# Material supplied start

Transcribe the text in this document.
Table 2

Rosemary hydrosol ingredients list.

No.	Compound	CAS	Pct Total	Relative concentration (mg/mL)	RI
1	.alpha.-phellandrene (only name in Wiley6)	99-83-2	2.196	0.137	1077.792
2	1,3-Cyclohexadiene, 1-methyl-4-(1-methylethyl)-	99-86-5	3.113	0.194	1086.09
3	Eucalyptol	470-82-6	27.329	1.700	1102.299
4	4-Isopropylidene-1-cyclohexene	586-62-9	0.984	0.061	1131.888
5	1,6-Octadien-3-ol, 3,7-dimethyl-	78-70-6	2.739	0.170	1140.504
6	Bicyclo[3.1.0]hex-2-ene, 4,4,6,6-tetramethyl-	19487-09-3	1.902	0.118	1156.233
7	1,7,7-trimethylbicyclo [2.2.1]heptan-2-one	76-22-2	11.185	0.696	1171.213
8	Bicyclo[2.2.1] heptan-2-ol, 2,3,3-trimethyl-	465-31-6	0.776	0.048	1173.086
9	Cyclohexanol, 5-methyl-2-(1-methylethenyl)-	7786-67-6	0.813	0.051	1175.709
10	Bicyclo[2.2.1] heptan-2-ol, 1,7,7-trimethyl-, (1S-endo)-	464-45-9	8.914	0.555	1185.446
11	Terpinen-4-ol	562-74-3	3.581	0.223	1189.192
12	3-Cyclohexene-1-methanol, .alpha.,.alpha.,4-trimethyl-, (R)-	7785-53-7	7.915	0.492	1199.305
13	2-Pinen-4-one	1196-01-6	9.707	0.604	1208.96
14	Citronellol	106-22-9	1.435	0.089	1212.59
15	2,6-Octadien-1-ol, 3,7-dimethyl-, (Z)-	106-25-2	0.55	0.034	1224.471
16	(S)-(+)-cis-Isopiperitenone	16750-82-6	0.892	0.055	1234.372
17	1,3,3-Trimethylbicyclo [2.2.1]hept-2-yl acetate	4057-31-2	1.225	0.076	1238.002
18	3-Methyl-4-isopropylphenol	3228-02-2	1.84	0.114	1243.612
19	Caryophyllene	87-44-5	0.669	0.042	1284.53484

# Material supplied end

### Exercise aim
Filter the entries down to the lines containing "Octadien". Copy each of those lines.

### Output below
5	1,6-Octadien-3-ol, 3,7-dimethyl-	78-70-6	2.739	0.170	1140.504
15	2,6-Octadien-1-ol, 3,7-dimethyl-, (Z)-	106-25-2	0.55	0.034	1224.471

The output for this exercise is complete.